--- WHAT YOU NEED TO DO ---
Copy each record exactly as it reads, leaving out any pictures it holds.

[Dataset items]

============

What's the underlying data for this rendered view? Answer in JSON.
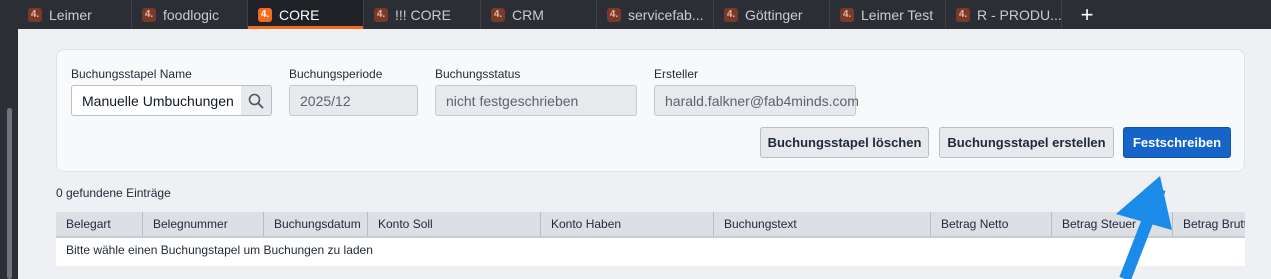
{
  "tabs": [
    {
      "label": "Leimer",
      "icon": "app-logo-icon",
      "active": false
    },
    {
      "label": "foodlogic",
      "icon": "app-logo-icon",
      "active": false
    },
    {
      "label": "CORE",
      "icon": "app-logo-icon",
      "active": true
    },
    {
      "label": "!!! CORE",
      "icon": "app-logo-icon",
      "active": false
    },
    {
      "label": "CRM",
      "icon": "app-logo-icon",
      "active": false
    },
    {
      "label": "servicefab...",
      "icon": "app-logo-icon",
      "active": false
    },
    {
      "label": "Göttinger",
      "icon": "app-logo-icon",
      "active": false
    },
    {
      "label": "Leimer Test",
      "icon": "app-logo-icon",
      "active": false
    },
    {
      "label": "R - PRODU...",
      "icon": "app-logo-icon",
      "active": false
    }
  ],
  "tab_icon_glyph": "4.",
  "new_tab_label": "+",
  "form": {
    "batch_name": {
      "label": "Buchungsstapel Name",
      "value": "Manuelle Umbuchungen"
    },
    "period": {
      "label": "Buchungsperiode",
      "value": "2025/12"
    },
    "status": {
      "label": "Buchungsstatus",
      "value": "nicht festgeschrieben"
    },
    "creator": {
      "label": "Ersteller",
      "value": "harald.falkner@fab4minds.com"
    }
  },
  "buttons": {
    "delete": "Buchungsstapel löschen",
    "create": "Buchungsstapel erstellen",
    "commit": "Festschreiben"
  },
  "entries_count_text": "0 gefundene Einträge",
  "table": {
    "columns": [
      "Belegart",
      "Belegnummer",
      "Buchungsdatum",
      "Konto Soll",
      "Konto Haben",
      "Buchungstext",
      "Betrag Netto",
      "Betrag Steuer",
      "Betrag Brutto"
    ],
    "empty_message": "Bitte wähle einen Buchungstapel um Buchungen zu laden"
  },
  "colors": {
    "accent": "#f26b21",
    "primary": "#1565c8",
    "annotation_arrow": "#1a8be8"
  }
}
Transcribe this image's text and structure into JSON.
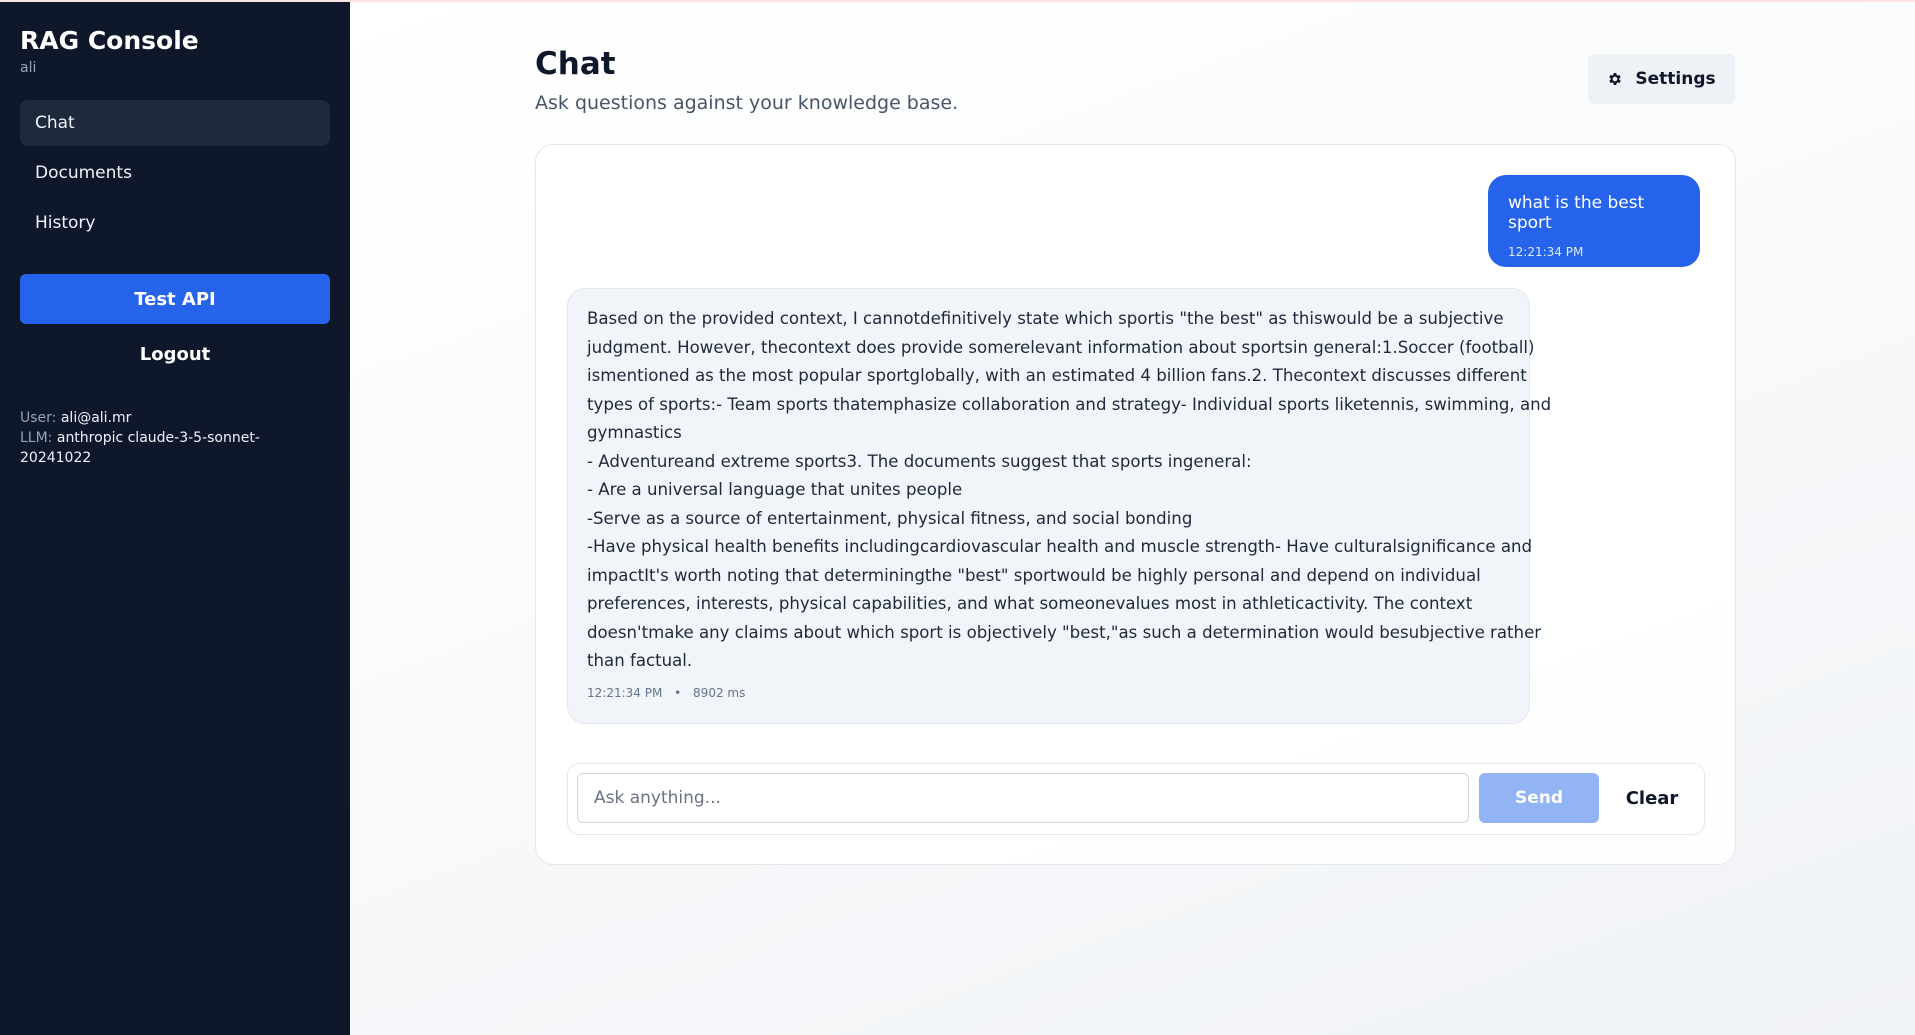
{
  "sidebar": {
    "title": "RAG Console",
    "subtitle": "ali",
    "nav": [
      {
        "label": "Chat",
        "active": true
      },
      {
        "label": "Documents",
        "active": false
      },
      {
        "label": "History",
        "active": false
      }
    ],
    "test_api_label": "Test API",
    "logout_label": "Logout",
    "user_key": "User:",
    "user_value": "ali@ali.mr",
    "llm_key": "LLM:",
    "llm_value": "anthropic claude-3-5-sonnet-20241022"
  },
  "header": {
    "title": "Chat",
    "subtitle": "Ask questions against your knowledge base.",
    "settings_label": "Settings",
    "settings_icon": "gear-icon"
  },
  "messages": {
    "user": {
      "text": "what is the best sport",
      "time": "12:21:34 PM"
    },
    "assistant": {
      "lines": [
        "Based on the provided context, I cannotdefinitively state which sportis \"the best\" as thiswould be a subjective",
        "judgment. However, thecontext does provide somerelevant information about sportsin general:1.Soccer (football)",
        "ismentioned as the most popular sportglobally, with an estimated 4 billion fans.2. Thecontext discusses different",
        "types of sports:- Team sports thatemphasize collaboration and strategy- Individual sports liketennis, swimming, and",
        "gymnastics",
        "- Adventureand extreme sports3. The documents suggest that sports ingeneral:",
        "- Are a universal language that unites people",
        "-Serve as a source of entertainment, physical fitness, and social bonding",
        "-Have physical health benefits includingcardiovascular health and muscle strength- Have culturalsignificance and",
        "impactIt's worth noting that determiningthe \"best\" sportwould be highly personal and depend on individual",
        "preferences, interests, physical capabilities, and what someonevalues most in athleticactivity. The context",
        "doesn'tmake any claims about which sport is objectively \"best,\"as such a determination would besubjective rather",
        "than factual."
      ],
      "time": "12:21:34 PM",
      "separator": "•",
      "latency": "8902 ms"
    }
  },
  "composer": {
    "placeholder": "Ask anything...",
    "value": "",
    "send_label": "Send",
    "clear_label": "Clear"
  },
  "colors": {
    "sidebar_bg": "#0f172a",
    "accent": "#2563eb",
    "send_disabled": "#93b4f4"
  }
}
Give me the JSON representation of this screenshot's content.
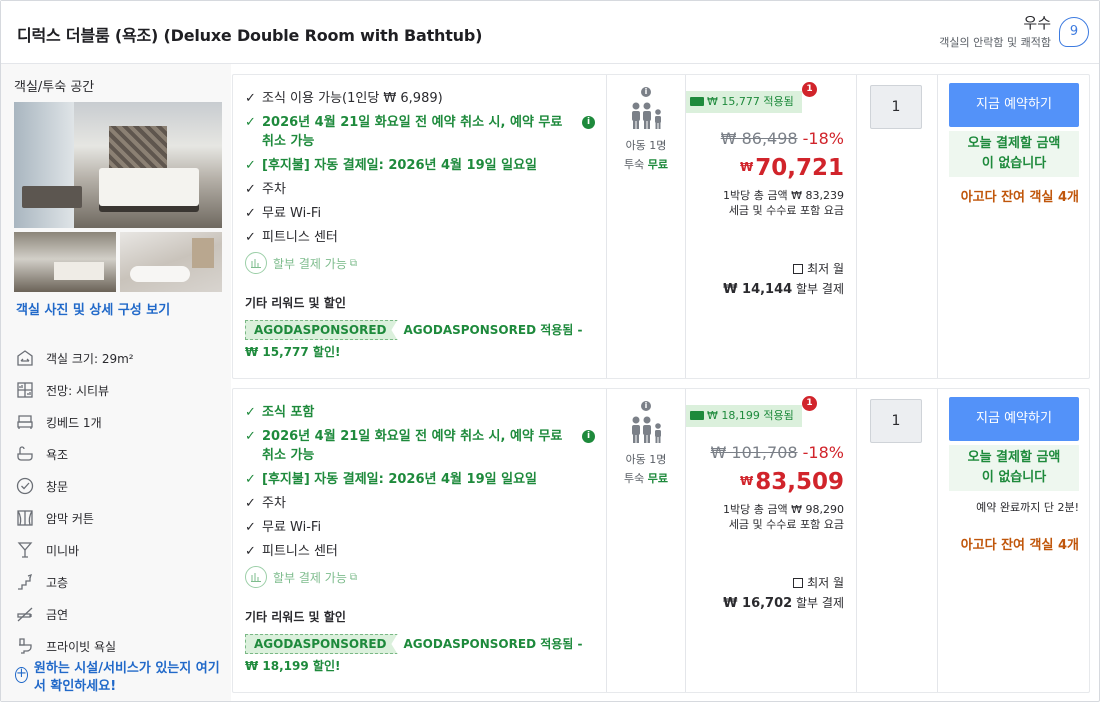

============

--- RESPONSE ---
What's the underlying data for this rendered view? Answer in JSON.
{
  "tabs": [
    {
      "label": "Leimer",
      "icon": "app-logo-icon",
      "active": false
    },
    {
      "label": "foodlogic",
      "icon": "app-logo-icon",
      "active": false
    },
    {
      "label": "CORE",
      "icon": "app-logo-icon",
      "active": true
    },
    {
      "label": "!!! CORE",
      "icon": "app-logo-icon",
      "active": false
    },
    {
      "label": "CRM",
      "icon": "app-logo-icon",
      "active": false
    },
    {
      "label": "servicefab...",
      "icon": "app-logo-icon",
      "active": false
    },
    {
      "label": "Göttinger",
      "icon": "app-logo-icon",
      "active": false
    },
    {
      "label": "Leimer Test",
      "icon": "app-logo-icon",
      "active": false
    },
    {
      "label": "R - PRODU...",
      "icon": "app-logo-icon",
      "active": false
    }
  ],
  "tab_icon_glyph": "4.",
  "new_tab_label": "+",
  "form": {
    "batch_name": {
      "label": "Buchungsstapel Name",
      "value": "Manuelle Umbuchungen"
    },
    "period": {
      "label": "Buchungsperiode",
      "value": "2025/12"
    },
    "status": {
      "label": "Buchungsstatus",
      "value": "nicht festgeschrieben"
    },
    "creator": {
      "label": "Ersteller",
      "value": "harald.falkner@fab4minds.com"
    }
  },
  "buttons": {
    "delete": "Buchungsstapel löschen",
    "create": "Buchungsstapel erstellen",
    "commit": "Festschreiben"
  },
  "entries_count_text": "0 gefundene Einträge",
  "table": {
    "columns": [
      "Belegart",
      "Belegnummer",
      "Buchungsdatum",
      "Konto Soll",
      "Konto Haben",
      "Buchungstext",
      "Betrag Netto",
      "Betrag Steuer",
      "Betrag Brutto"
    ],
    "empty_message": "Bitte wähle einen Buchungstapel um Buchungen zu laden"
  },
  "colors": {
    "accent": "#f26b21",
    "primary": "#1565c8",
    "annotation_arrow": "#1a8be8"
  }
}
Transcribe this image's text and structure into JSON.
{
  "sidebar": {
    "title": "RAG Console",
    "subtitle": "ali",
    "nav": [
      {
        "label": "Chat",
        "active": true
      },
      {
        "label": "Documents",
        "active": false
      },
      {
        "label": "History",
        "active": false
      }
    ],
    "test_api_label": "Test API",
    "logout_label": "Logout",
    "user_key": "User:",
    "user_value": "ali@ali.mr",
    "llm_key": "LLM:",
    "llm_value": "anthropic claude-3-5-sonnet-20241022"
  },
  "header": {
    "title": "Chat",
    "subtitle": "Ask questions against your knowledge base.",
    "settings_label": "Settings",
    "settings_icon": "gear-icon"
  },
  "messages": {
    "user": {
      "text": "what is the best sport",
      "time": "12:21:34 PM"
    },
    "assistant": {
      "lines": [
        "Based on the provided context, I cannotdefinitively state which sportis \"the best\" as thiswould be a subjective",
        "judgment. However, thecontext does provide somerelevant information about sportsin general:1.Soccer (football)",
        "ismentioned as the most popular sportglobally, with an estimated 4 billion fans.2. Thecontext discusses different",
        "types of sports:- Team sports thatemphasize collaboration and strategy- Individual sports liketennis, swimming, and",
        "gymnastics",
        "- Adventureand extreme sports3. The documents suggest that sports ingeneral:",
        "- Are a universal language that unites people",
        "-Serve as a source of entertainment, physical fitness, and social bonding",
        "-Have physical health benefits includingcardiovascular health and muscle strength- Have culturalsignificance and",
        "impactIt's worth noting that determiningthe \"best\" sportwould be highly personal and depend on individual",
        "preferences, interests, physical capabilities, and what someonevalues most in athleticactivity. The context",
        "doesn'tmake any claims about which sport is objectively \"best,\"as such a determination would besubjective rather",
        "than factual."
      ],
      "time": "12:21:34 PM",
      "separator": "•",
      "latency": "8902 ms"
    }
  },
  "composer": {
    "placeholder": "Ask anything...",
    "value": "",
    "send_label": "Send",
    "clear_label": "Clear"
  },
  "colors": {
    "sidebar_bg": "#0f172a",
    "accent": "#2563eb",
    "send_disabled": "#93b4f4"
  }
}
Give me the JSON representation of this screenshot's content.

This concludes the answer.